[INFORMATION SHOWN]:
☆ ☆ ☆ ☆ ☆ ☆ ☆
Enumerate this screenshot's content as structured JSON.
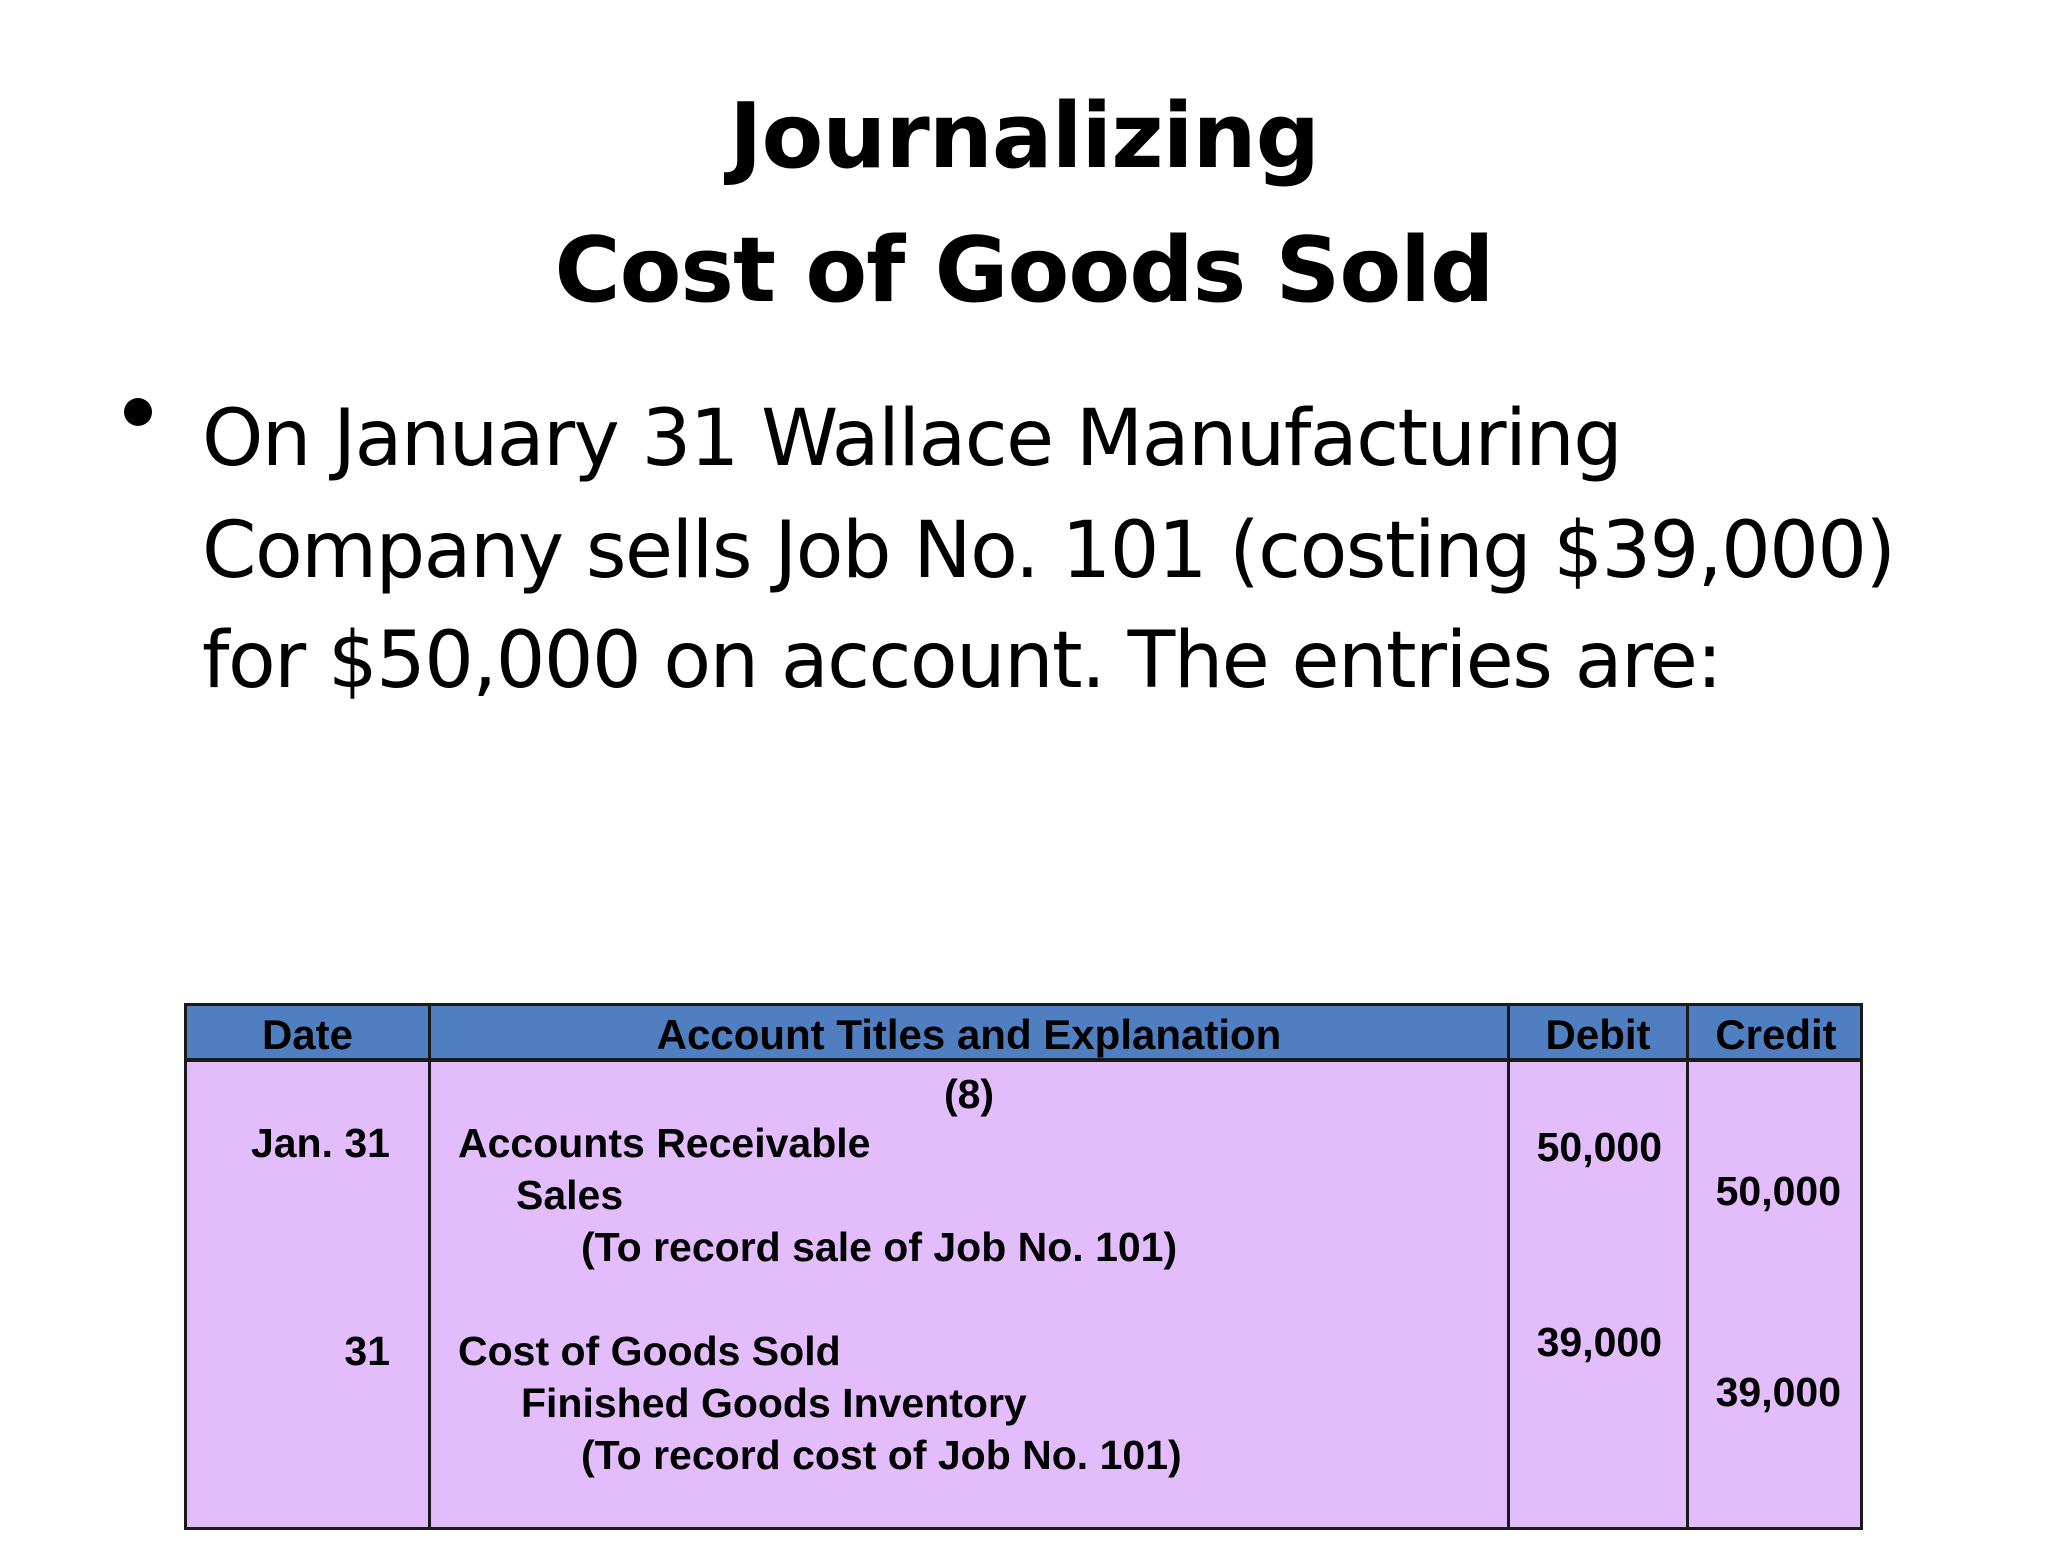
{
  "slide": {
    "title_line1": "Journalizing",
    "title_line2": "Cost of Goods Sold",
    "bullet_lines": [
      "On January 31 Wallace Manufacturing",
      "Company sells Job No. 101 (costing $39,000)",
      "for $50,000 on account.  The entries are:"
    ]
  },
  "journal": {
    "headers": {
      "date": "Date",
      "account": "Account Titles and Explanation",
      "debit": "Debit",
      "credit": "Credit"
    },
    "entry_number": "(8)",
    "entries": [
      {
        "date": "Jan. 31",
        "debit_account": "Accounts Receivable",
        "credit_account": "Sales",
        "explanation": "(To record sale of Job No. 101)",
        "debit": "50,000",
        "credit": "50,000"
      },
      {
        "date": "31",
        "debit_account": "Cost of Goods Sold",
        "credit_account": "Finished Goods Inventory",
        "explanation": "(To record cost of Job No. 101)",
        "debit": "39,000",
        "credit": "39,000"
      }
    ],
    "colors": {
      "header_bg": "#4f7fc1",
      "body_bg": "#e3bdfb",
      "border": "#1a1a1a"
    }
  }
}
☆ ☆ ☆ ☆ ☆ ☆ ☆
[TASK GOAL]: Without the pictures, print the records in full, exactly as they appear.

[RESULT FOR THIS TASK]:
Enumerate this screenshot's content as structured JSON.
{
  "slide": {
    "title_line1": "Journalizing",
    "title_line2": "Cost of Goods Sold",
    "bullet_lines": [
      "On January 31 Wallace Manufacturing",
      "Company sells Job No. 101 (costing $39,000)",
      "for $50,000 on account.  The entries are:"
    ]
  },
  "journal": {
    "headers": {
      "date": "Date",
      "account": "Account Titles and Explanation",
      "debit": "Debit",
      "credit": "Credit"
    },
    "entry_number": "(8)",
    "entries": [
      {
        "date": "Jan. 31",
        "debit_account": "Accounts Receivable",
        "credit_account": "Sales",
        "explanation": "(To record sale of Job No. 101)",
        "debit": "50,000",
        "credit": "50,000"
      },
      {
        "date": "31",
        "debit_account": "Cost of Goods Sold",
        "credit_account": "Finished Goods Inventory",
        "explanation": "(To record cost of Job No. 101)",
        "debit": "39,000",
        "credit": "39,000"
      }
    ],
    "colors": {
      "header_bg": "#4f7fc1",
      "body_bg": "#e3bdfb",
      "border": "#1a1a1a"
    }
  }
}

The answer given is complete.